Problem to solve:
Output every line exactly as written. Leave out pictures.

Supplied records:
════════════════

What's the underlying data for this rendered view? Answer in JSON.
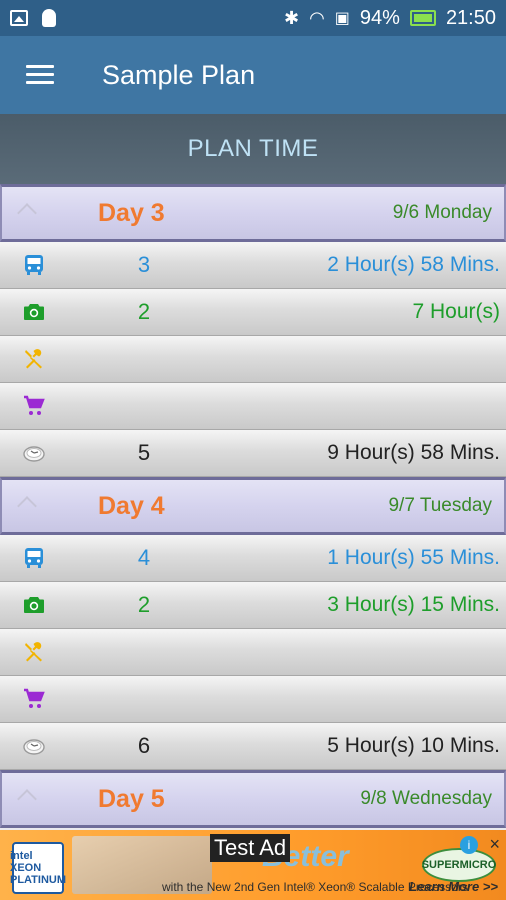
{
  "status_bar": {
    "battery": "94%",
    "time": "21:50"
  },
  "app_bar": {
    "title": "Sample Plan"
  },
  "section": {
    "title": "PLAN TIME"
  },
  "days": [
    {
      "label": "Day 3",
      "date": "9/6 Monday",
      "items": [
        {
          "icon": "bus-icon",
          "count": "3",
          "time": "2 Hour(s) 58 Mins.",
          "color": "#2a8fd8"
        },
        {
          "icon": "camera-icon",
          "count": "2",
          "time": "7 Hour(s)",
          "color": "#1e9e2b"
        },
        {
          "icon": "food-icon",
          "count": "",
          "time": "",
          "color": "#f2b400"
        },
        {
          "icon": "shopping-cart-icon",
          "count": "",
          "time": "",
          "color": "#9b2ad3"
        },
        {
          "icon": "clock-icon",
          "count": "5",
          "time": "9 Hour(s) 58 Mins.",
          "color": "#222222"
        }
      ]
    },
    {
      "label": "Day 4",
      "date": "9/7 Tuesday",
      "items": [
        {
          "icon": "bus-icon",
          "count": "4",
          "time": "1 Hour(s) 55 Mins.",
          "color": "#2a8fd8"
        },
        {
          "icon": "camera-icon",
          "count": "2",
          "time": "3 Hour(s) 15 Mins.",
          "color": "#1e9e2b"
        },
        {
          "icon": "food-icon",
          "count": "",
          "time": "",
          "color": "#f2b400"
        },
        {
          "icon": "shopping-cart-icon",
          "count": "",
          "time": "",
          "color": "#9b2ad3"
        },
        {
          "icon": "clock-icon",
          "count": "6",
          "time": "5 Hour(s) 10 Mins.",
          "color": "#222222"
        }
      ]
    },
    {
      "label": "Day 5",
      "date": "9/8 Wednesday",
      "items": []
    }
  ],
  "ad": {
    "label": "Test Ad",
    "headline": "Better",
    "subline": "with the New 2nd Gen Intel® Xeon® Scalable Processors",
    "cta": "Learn More >>",
    "brand": "SUPERMICRO",
    "chip": "intel XEON PLATINUM"
  }
}
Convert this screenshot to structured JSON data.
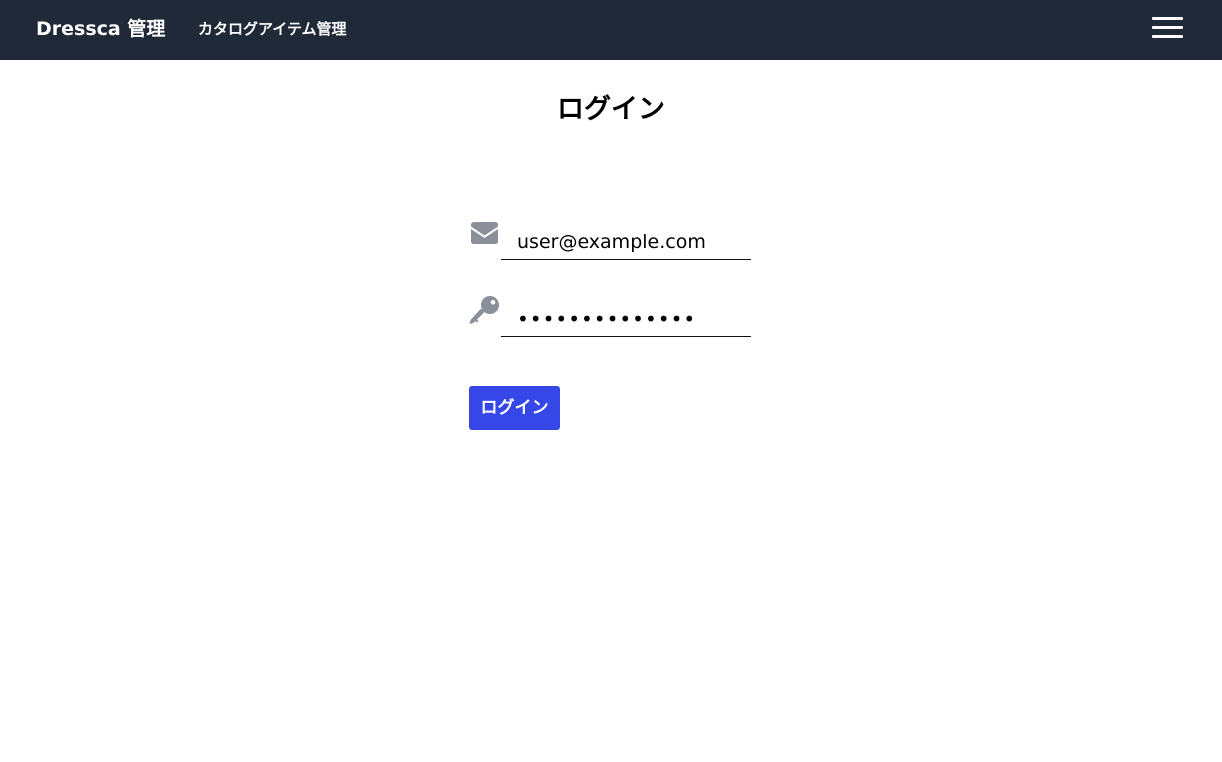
{
  "header": {
    "brand": "Dressca 管理",
    "nav_link": "カタログアイテム管理",
    "menu_icon": "hamburger-menu-icon"
  },
  "main": {
    "title": "ログイン",
    "email": {
      "icon": "envelope-icon",
      "value": "user@example.com"
    },
    "password": {
      "icon": "key-icon",
      "value": "••••••••••••••"
    },
    "login_button_label": "ログイン"
  },
  "colors": {
    "navbar_bg": "#1f2937",
    "icon_gray": "#8b8f9a",
    "button_bg": "#3647e8"
  }
}
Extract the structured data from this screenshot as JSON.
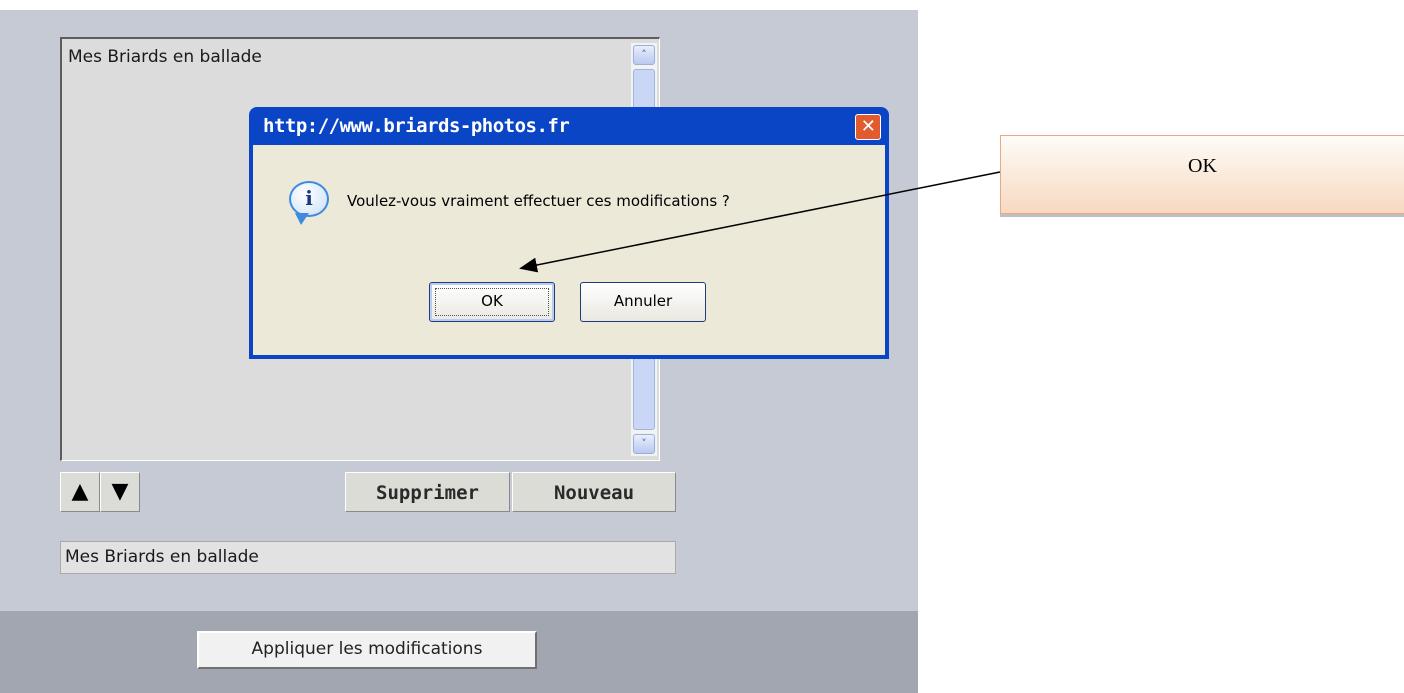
{
  "list": {
    "items": [
      "Mes Briards en ballade"
    ],
    "scroll_up_glyph": "˄",
    "scroll_down_glyph": "˅"
  },
  "toolbar": {
    "up_glyph": "▲",
    "down_glyph": "▼",
    "delete_label": "Supprimer",
    "new_label": "Nouveau"
  },
  "name_field": {
    "value": "Mes Briards en ballade"
  },
  "apply_label": "Appliquer les modifications",
  "dialog": {
    "title": "http://www.briards-photos.fr",
    "close_glyph": "✕",
    "icon_glyph": "i",
    "message": "Voulez-vous vraiment effectuer ces modifications ?",
    "ok_label": "OK",
    "cancel_label": "Annuler"
  },
  "callout": {
    "label": "OK"
  },
  "colors": {
    "panel": "#c6cad4",
    "footer": "#a1a6b0",
    "dialog_title_bar": "#0a45c6",
    "close_button": "#e25b2e",
    "callout_fill": "#f7d9c0"
  }
}
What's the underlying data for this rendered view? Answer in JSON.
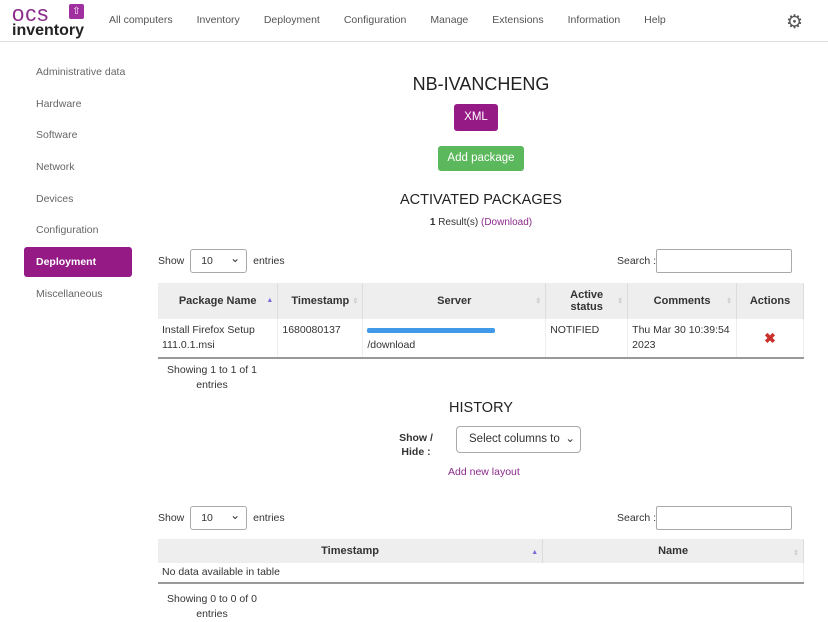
{
  "nav": {
    "logo_top": "ocs",
    "logo_bottom": "inventory",
    "items": [
      "All computers",
      "Inventory",
      "Deployment",
      "Configuration",
      "Manage",
      "Extensions",
      "Information",
      "Help"
    ],
    "settings_icon": "gear-icon"
  },
  "sidebar": {
    "items": [
      "Administrative data",
      "Hardware",
      "Software",
      "Network",
      "Devices",
      "Configuration",
      "Deployment",
      "Miscellaneous"
    ],
    "active": "Deployment"
  },
  "main": {
    "computer_name": "NB-IVANCHENG",
    "xml_label": "XML",
    "add_package_label": "Add package",
    "activated": {
      "title": "ACTIVATED PACKAGES",
      "result_count": "1",
      "result_text": "Result(s)",
      "download": "(Download)",
      "show_label": "Show",
      "entries_label": "entries",
      "page_size": "10",
      "search_label": "Search :",
      "search_value": "",
      "columns": [
        "Package Name",
        "Timestamp",
        "Server",
        "Active status",
        "Comments",
        "Actions"
      ],
      "rows": [
        {
          "package_name": "Install Firefox Setup 111.0.1.msi",
          "timestamp": "1680080137",
          "server_suffix": "/download",
          "active_status": "NOTIFIED",
          "comments": "Thu Mar 30 10:39:54 2023",
          "action_icon": "delete-x-icon"
        }
      ],
      "info": "Showing 1 to 1 of 1 entries"
    },
    "history": {
      "title": "HISTORY",
      "show_hide_label": "Show / Hide :",
      "select_columns": "Select columns to",
      "add_layout": "Add new layout",
      "show_label": "Show",
      "entries_label": "entries",
      "page_size": "10",
      "search_label": "Search :",
      "search_value": "",
      "columns": [
        "Timestamp",
        "Name"
      ],
      "empty": "No data available in table",
      "info": "Showing 0 to 0 of 0 entries"
    }
  },
  "colors": {
    "brand": "#951a86",
    "success": "#5cb85c",
    "delete": "#c9302c"
  }
}
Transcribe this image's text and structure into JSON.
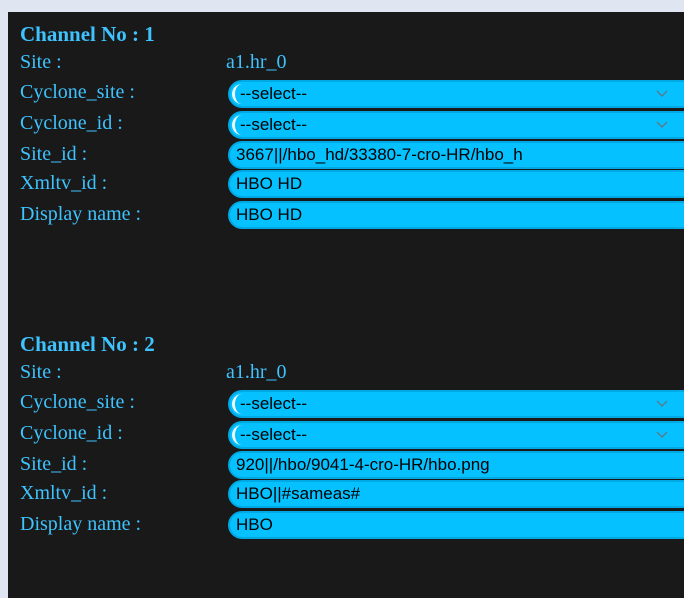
{
  "channels": [
    {
      "heading": "Channel No : 1",
      "site_label": "Site :",
      "site_value": "a1.hr_0",
      "cyclone_site_label": "Cyclone_site :",
      "cyclone_site_value": "--select--",
      "cyclone_id_label": "Cyclone_id :",
      "cyclone_id_value": "--select--",
      "site_id_label": "Site_id :",
      "site_id_value": "3667||/hbo_hd/33380-7-cro-HR/hbo_h",
      "xmltv_id_label": "Xmltv_id :",
      "xmltv_id_value": "HBO HD",
      "display_name_label": "Display name :",
      "display_name_value": "HBO HD"
    },
    {
      "heading": "Channel No : 2",
      "site_label": "Site :",
      "site_value": "a1.hr_0",
      "cyclone_site_label": "Cyclone_site :",
      "cyclone_site_value": "--select--",
      "cyclone_id_label": "Cyclone_id :",
      "cyclone_id_value": "--select--",
      "site_id_label": "Site_id :",
      "site_id_value": "920||/hbo/9041-4-cro-HR/hbo.png",
      "xmltv_id_label": "Xmltv_id :",
      "xmltv_id_value": "HBO||#sameas#",
      "display_name_label": "Display name :",
      "display_name_value": "HBO"
    }
  ],
  "icons": {
    "dropdown": "chevron-down-icon"
  },
  "colors": {
    "page_background": "#dfe6f1",
    "panel_background": "#191919",
    "label_text": "#3ec3ff",
    "field_fill": "#05c1ff",
    "field_text": "#000000"
  }
}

════════════════

Result below:
What's the underlying data for this rendered view? Answer in JSON.
{
  "status_bar": {
    "battery": "94%",
    "time": "21:50"
  },
  "app_bar": {
    "title": "Sample Plan"
  },
  "section": {
    "title": "PLAN TIME"
  },
  "days": [
    {
      "label": "Day 3",
      "date": "9/6 Monday",
      "items": [
        {
          "icon": "bus-icon",
          "count": "3",
          "time": "2 Hour(s) 58 Mins.",
          "color": "#2a8fd8"
        },
        {
          "icon": "camera-icon",
          "count": "2",
          "time": "7 Hour(s)",
          "color": "#1e9e2b"
        },
        {
          "icon": "food-icon",
          "count": "",
          "time": "",
          "color": "#f2b400"
        },
        {
          "icon": "shopping-cart-icon",
          "count": "",
          "time": "",
          "color": "#9b2ad3"
        },
        {
          "icon": "clock-icon",
          "count": "5",
          "time": "9 Hour(s) 58 Mins.",
          "color": "#222222"
        }
      ]
    },
    {
      "label": "Day 4",
      "date": "9/7 Tuesday",
      "items": [
        {
          "icon": "bus-icon",
          "count": "4",
          "time": "1 Hour(s) 55 Mins.",
          "color": "#2a8fd8"
        },
        {
          "icon": "camera-icon",
          "count": "2",
          "time": "3 Hour(s) 15 Mins.",
          "color": "#1e9e2b"
        },
        {
          "icon": "food-icon",
          "count": "",
          "time": "",
          "color": "#f2b400"
        },
        {
          "icon": "shopping-cart-icon",
          "count": "",
          "time": "",
          "color": "#9b2ad3"
        },
        {
          "icon": "clock-icon",
          "count": "6",
          "time": "5 Hour(s) 10 Mins.",
          "color": "#222222"
        }
      ]
    },
    {
      "label": "Day 5",
      "date": "9/8 Wednesday",
      "items": []
    }
  ],
  "ad": {
    "label": "Test Ad",
    "headline": "Better",
    "subline": "with the New 2nd Gen Intel® Xeon® Scalable Processors",
    "cta": "Learn More >>",
    "brand": "SUPERMICRO",
    "chip": "intel XEON PLATINUM"
  }
}
Convert this screenshot to structured JSON data.
{
  "header": {
    "brand": "Dressca 管理",
    "nav_link": "カタログアイテム管理",
    "menu_icon": "hamburger-menu-icon"
  },
  "main": {
    "title": "ログイン",
    "email": {
      "icon": "envelope-icon",
      "value": "user@example.com"
    },
    "password": {
      "icon": "key-icon",
      "value": "••••••••••••••"
    },
    "login_button_label": "ログイン"
  },
  "colors": {
    "navbar_bg": "#1f2937",
    "icon_gray": "#8b8f9a",
    "button_bg": "#3647e8"
  }
}
Extract the structured data from this screenshot as JSON.
{
  "list": {
    "items": [
      "Mes Briards en ballade"
    ],
    "scroll_up_glyph": "˄",
    "scroll_down_glyph": "˅"
  },
  "toolbar": {
    "up_glyph": "▲",
    "down_glyph": "▼",
    "delete_label": "Supprimer",
    "new_label": "Nouveau"
  },
  "name_field": {
    "value": "Mes Briards en ballade"
  },
  "apply_label": "Appliquer les modifications",
  "dialog": {
    "title": "http://www.briards-photos.fr",
    "close_glyph": "✕",
    "icon_glyph": "i",
    "message": "Voulez-vous vraiment effectuer ces modifications ?",
    "ok_label": "OK",
    "cancel_label": "Annuler"
  },
  "callout": {
    "label": "OK"
  },
  "colors": {
    "panel": "#c6cad4",
    "footer": "#a1a6b0",
    "dialog_title_bar": "#0a45c6",
    "close_button": "#e25b2e",
    "callout_fill": "#f7d9c0"
  }
}
What's the underlying data for this rendered view? Answer in JSON.
{
  "nav": {
    "logo_top": "ocs",
    "logo_bottom": "inventory",
    "items": [
      "All computers",
      "Inventory",
      "Deployment",
      "Configuration",
      "Manage",
      "Extensions",
      "Information",
      "Help"
    ],
    "settings_icon": "gear-icon"
  },
  "sidebar": {
    "items": [
      "Administrative data",
      "Hardware",
      "Software",
      "Network",
      "Devices",
      "Configuration",
      "Deployment",
      "Miscellaneous"
    ],
    "active": "Deployment"
  },
  "main": {
    "computer_name": "NB-IVANCHENG",
    "xml_label": "XML",
    "add_package_label": "Add package",
    "activated": {
      "title": "ACTIVATED PACKAGES",
      "result_count": "1",
      "result_text": "Result(s)",
      "download": "(Download)",
      "show_label": "Show",
      "entries_label": "entries",
      "page_size": "10",
      "search_label": "Search :",
      "search_value": "",
      "columns": [
        "Package Name",
        "Timestamp",
        "Server",
        "Active status",
        "Comments",
        "Actions"
      ],
      "rows": [
        {
          "package_name": "Install Firefox Setup 111.0.1.msi",
          "timestamp": "1680080137",
          "server_suffix": "/download",
          "active_status": "NOTIFIED",
          "comments": "Thu Mar 30 10:39:54 2023",
          "action_icon": "delete-x-icon"
        }
      ],
      "info": "Showing 1 to 1 of 1 entries"
    },
    "history": {
      "title": "HISTORY",
      "show_hide_label": "Show / Hide :",
      "select_columns": "Select columns to",
      "add_layout": "Add new layout",
      "show_label": "Show",
      "entries_label": "entries",
      "page_size": "10",
      "search_label": "Search :",
      "search_value": "",
      "columns": [
        "Timestamp",
        "Name"
      ],
      "empty": "No data available in table",
      "info": "Showing 0 to 0 of 0 entries"
    }
  },
  "colors": {
    "brand": "#951a86",
    "success": "#5cb85c",
    "delete": "#c9302c"
  }
}
Transcribe this image's text and structure into JSON.
{
  "channels": [
    {
      "heading": "Channel No : 1",
      "site_label": "Site :",
      "site_value": "a1.hr_0",
      "cyclone_site_label": "Cyclone_site :",
      "cyclone_site_value": "--select--",
      "cyclone_id_label": "Cyclone_id :",
      "cyclone_id_value": "--select--",
      "site_id_label": "Site_id :",
      "site_id_value": "3667||/hbo_hd/33380-7-cro-HR/hbo_h",
      "xmltv_id_label": "Xmltv_id :",
      "xmltv_id_value": "HBO HD",
      "display_name_label": "Display name :",
      "display_name_value": "HBO HD"
    },
    {
      "heading": "Channel No : 2",
      "site_label": "Site :",
      "site_value": "a1.hr_0",
      "cyclone_site_label": "Cyclone_site :",
      "cyclone_site_value": "--select--",
      "cyclone_id_label": "Cyclone_id :",
      "cyclone_id_value": "--select--",
      "site_id_label": "Site_id :",
      "site_id_value": "920||/hbo/9041-4-cro-HR/hbo.png",
      "xmltv_id_label": "Xmltv_id :",
      "xmltv_id_value": "HBO||#sameas#",
      "display_name_label": "Display name :",
      "display_name_value": "HBO"
    }
  ],
  "icons": {
    "dropdown": "chevron-down-icon"
  },
  "colors": {
    "page_background": "#dfe6f1",
    "panel_background": "#191919",
    "label_text": "#3ec3ff",
    "field_fill": "#05c1ff",
    "field_text": "#000000"
  }
}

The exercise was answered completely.